>> BEGIN

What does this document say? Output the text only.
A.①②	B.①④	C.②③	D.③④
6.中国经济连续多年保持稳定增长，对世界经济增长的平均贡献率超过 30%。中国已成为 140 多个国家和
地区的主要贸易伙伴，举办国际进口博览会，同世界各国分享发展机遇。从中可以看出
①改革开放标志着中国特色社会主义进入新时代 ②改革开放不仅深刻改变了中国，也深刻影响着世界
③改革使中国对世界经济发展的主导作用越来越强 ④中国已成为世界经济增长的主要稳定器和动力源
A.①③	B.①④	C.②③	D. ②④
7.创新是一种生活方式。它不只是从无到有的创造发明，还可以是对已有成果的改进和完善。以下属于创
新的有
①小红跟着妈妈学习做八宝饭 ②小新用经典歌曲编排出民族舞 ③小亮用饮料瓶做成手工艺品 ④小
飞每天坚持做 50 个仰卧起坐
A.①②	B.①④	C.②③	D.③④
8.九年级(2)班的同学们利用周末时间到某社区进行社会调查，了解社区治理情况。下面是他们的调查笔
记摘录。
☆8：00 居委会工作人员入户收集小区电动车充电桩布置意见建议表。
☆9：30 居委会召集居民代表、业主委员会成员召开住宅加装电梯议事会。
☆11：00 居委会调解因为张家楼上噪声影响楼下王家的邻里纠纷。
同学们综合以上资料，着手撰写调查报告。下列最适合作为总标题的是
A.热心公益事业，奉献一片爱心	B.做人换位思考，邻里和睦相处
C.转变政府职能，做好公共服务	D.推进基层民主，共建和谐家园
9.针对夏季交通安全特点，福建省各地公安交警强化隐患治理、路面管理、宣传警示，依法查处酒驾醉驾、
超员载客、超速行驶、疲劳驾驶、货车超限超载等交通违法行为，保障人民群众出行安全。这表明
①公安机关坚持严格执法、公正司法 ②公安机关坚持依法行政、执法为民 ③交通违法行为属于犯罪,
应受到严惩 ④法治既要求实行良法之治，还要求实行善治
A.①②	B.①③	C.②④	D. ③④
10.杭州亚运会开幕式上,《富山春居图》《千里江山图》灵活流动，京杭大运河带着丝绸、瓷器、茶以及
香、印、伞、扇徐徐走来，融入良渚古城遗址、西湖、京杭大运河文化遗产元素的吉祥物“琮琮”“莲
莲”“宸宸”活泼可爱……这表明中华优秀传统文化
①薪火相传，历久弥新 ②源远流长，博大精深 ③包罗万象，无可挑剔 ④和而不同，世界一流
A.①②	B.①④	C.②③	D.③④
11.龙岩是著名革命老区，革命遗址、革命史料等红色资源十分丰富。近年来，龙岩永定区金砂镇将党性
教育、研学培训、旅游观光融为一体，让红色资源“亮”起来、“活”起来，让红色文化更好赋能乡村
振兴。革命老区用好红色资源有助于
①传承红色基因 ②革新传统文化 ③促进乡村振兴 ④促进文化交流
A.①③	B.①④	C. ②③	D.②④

>> END

AIM OF THE TASK – Output the records verbatim, from the first line to the last.

FINAL RESULT –
What does this document say? Output the text only.
A.①②	B.①④	C.②③	D.③④
6.中国经济连续多年保持稳定增长，对世界经济增长的平均贡献率超过 30%。中国已成为 140 多个国家和
地区的主要贸易伙伴，举办国际进口博览会，同世界各国分享发展机遇。从中可以看出
①改革开放标志着中国特色社会主义进入新时代 ②改革开放不仅深刻改变了中国，也深刻影响着世界
③改革使中国对世界经济发展的主导作用越来越强 ④中国已成为世界经济增长的主要稳定器和动力源
A.①③	B.①④	C.②③	D. ②④
7.创新是一种生活方式。它不只是从无到有的创造发明，还可以是对已有成果的改进和完善。以下属于创
新的有
①小红跟着妈妈学习做八宝饭 ②小新用经典歌曲编排出民族舞 ③小亮用饮料瓶做成手工艺品 ④小
飞每天坚持做 50 个仰卧起坐
A.①②	B.①④	C.②③	D.③④
8.九年级(2)班的同学们利用周末时间到某社区进行社会调查，了解社区治理情况。下面是他们的调查笔
记摘录。
☆8：00 居委会工作人员入户收集小区电动车充电桩布置意见建议表。
☆9：30 居委会召集居民代表、业主委员会成员召开住宅加装电梯议事会。
☆11：00 居委会调解因为张家楼上噪声影响楼下王家的邻里纠纷。
同学们综合以上资料，着手撰写调查报告。下列最适合作为总标题的是
A.热心公益事业，奉献一片爱心	B.做人换位思考，邻里和睦相处
C.转变政府职能，做好公共服务	D.推进基层民主，共建和谐家园
9.针对夏季交通安全特点，福建省各地公安交警强化隐患治理、路面管理、宣传警示，依法查处酒驾醉驾、
超员载客、超速行驶、疲劳驾驶、货车超限超载等交通违法行为，保障人民群众出行安全。这表明
①公安机关坚持严格执法、公正司法 ②公安机关坚持依法行政、执法为民 ③交通违法行为属于犯罪,
应受到严惩 ④法治既要求实行良法之治，还要求实行善治
A.①②	B.①③	C.②④	D. ③④
10.杭州亚运会开幕式上,《富山春居图》《千里江山图》灵活流动，京杭大运河带着丝绸、瓷器、茶以及
香、印、伞、扇徐徐走来，融入良渚古城遗址、西湖、京杭大运河文化遗产元素的吉祥物“琮琮”“莲
莲”“宸宸”活泼可爱……这表明中华优秀传统文化
①薪火相传，历久弥新 ②源远流长，博大精深 ③包罗万象，无可挑剔 ④和而不同，世界一流
A.①②	B.①④	C.②③	D.③④
11.龙岩是著名革命老区，革命遗址、革命史料等红色资源十分丰富。近年来，龙岩永定区金砂镇将党性
教育、研学培训、旅游观光融为一体，让红色资源“亮”起来、“活”起来，让红色文化更好赋能乡村
振兴。革命老区用好红色资源有助于
①传承红色基因 ②革新传统文化 ③促进乡村振兴 ④促进文化交流
A.①③	B.①④	C. ②③	D.②④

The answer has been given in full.